Extract →
□ □ □
# R.I.P. C.C. Members



## Glideinlowcarclub (Apr 26, 2010)

Dont know if theres a thread like just thought id start one post names of members you have lost


----------



## Glideinlowcarclub (Apr 26, 2010)

I started this becuz we lost a member yesterday be was a down ass rider also a real gd friend R.I.P. Alex grande was added to our list we also lostJoe hernandez Richard DeAnda And Gilbert R.I.P. To all of them coo ass homies


----------



## CHROME-N-PAINT (Feb 20, 2007)

:thumbsup::thumbsup:ttt


Glideinlowcarclub said:


> I started this becuz we lost a member yesterday be was a down ass rider also a real gd friend R.I.P. Alex grande was added to our list we also lostJoe hernandez Richard DeAnda And Gilbert R.I.P. To all of them coo ass homies


----------



## Glideinlowcarclub (Apr 26, 2010)
□ □ □
Information shown →

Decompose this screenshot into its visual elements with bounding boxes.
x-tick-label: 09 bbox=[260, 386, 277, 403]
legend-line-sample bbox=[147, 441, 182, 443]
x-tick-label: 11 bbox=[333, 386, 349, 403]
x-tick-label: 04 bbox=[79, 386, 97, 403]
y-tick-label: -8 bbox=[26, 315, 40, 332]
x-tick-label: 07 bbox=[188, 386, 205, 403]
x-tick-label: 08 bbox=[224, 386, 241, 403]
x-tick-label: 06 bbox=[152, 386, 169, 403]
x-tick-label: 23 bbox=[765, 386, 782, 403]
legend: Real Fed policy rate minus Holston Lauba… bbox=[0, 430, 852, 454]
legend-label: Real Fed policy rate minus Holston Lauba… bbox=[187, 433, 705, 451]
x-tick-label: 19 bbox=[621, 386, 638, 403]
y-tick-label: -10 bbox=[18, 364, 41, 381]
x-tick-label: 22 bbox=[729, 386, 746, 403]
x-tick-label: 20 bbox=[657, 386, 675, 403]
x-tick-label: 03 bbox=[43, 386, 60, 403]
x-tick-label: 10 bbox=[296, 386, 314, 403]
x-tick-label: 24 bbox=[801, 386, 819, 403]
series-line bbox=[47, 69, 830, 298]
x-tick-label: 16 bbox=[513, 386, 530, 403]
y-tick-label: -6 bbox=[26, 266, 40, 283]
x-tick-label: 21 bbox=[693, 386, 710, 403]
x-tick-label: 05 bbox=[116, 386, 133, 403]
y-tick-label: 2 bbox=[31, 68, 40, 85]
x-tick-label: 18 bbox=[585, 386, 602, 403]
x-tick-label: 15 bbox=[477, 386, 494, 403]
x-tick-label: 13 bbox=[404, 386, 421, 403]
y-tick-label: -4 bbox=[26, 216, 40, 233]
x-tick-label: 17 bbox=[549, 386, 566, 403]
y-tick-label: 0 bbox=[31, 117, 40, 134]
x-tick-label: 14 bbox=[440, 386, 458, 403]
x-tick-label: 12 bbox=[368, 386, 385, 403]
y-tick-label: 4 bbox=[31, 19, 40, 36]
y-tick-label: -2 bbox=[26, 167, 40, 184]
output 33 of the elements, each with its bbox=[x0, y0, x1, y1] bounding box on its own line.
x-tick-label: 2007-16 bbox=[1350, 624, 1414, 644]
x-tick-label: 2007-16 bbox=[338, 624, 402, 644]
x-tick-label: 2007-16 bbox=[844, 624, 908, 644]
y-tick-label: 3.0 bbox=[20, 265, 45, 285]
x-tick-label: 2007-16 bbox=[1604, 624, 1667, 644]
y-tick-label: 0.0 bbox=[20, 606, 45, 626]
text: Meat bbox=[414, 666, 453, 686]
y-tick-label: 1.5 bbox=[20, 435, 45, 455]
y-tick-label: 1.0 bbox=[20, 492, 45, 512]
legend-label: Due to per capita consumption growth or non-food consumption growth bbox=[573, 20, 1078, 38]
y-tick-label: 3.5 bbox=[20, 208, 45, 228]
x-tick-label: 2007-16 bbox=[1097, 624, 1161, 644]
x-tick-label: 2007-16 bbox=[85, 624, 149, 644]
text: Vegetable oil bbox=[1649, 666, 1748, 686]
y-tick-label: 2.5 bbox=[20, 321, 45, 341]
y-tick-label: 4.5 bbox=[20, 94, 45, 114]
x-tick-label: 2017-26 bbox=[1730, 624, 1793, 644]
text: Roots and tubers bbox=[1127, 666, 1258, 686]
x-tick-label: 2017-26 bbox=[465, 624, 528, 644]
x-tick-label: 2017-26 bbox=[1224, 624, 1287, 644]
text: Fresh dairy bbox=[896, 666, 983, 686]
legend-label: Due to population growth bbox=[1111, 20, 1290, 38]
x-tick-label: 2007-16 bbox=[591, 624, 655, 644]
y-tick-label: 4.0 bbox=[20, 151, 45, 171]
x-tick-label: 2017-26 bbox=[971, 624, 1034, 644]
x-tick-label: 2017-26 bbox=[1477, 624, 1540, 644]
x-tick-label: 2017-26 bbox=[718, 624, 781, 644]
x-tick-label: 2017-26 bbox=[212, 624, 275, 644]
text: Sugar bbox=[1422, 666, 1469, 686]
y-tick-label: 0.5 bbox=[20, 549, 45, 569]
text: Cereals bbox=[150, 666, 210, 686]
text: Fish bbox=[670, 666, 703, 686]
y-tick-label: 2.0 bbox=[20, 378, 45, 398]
□ □ □
Set task → Can you sum up the "R.I.P. C.C. Members" thread in two sentences? Answer from the thread alone, not the listing.

Task response → Glideinlowcarclub started the thread as a place to post the names of lost club members, prompted by the loss of a member the day before who was also a good friend. The poster says Alex grande was added to their list and also remembers Joe hernandez, Richard DeAnda and Gilbert.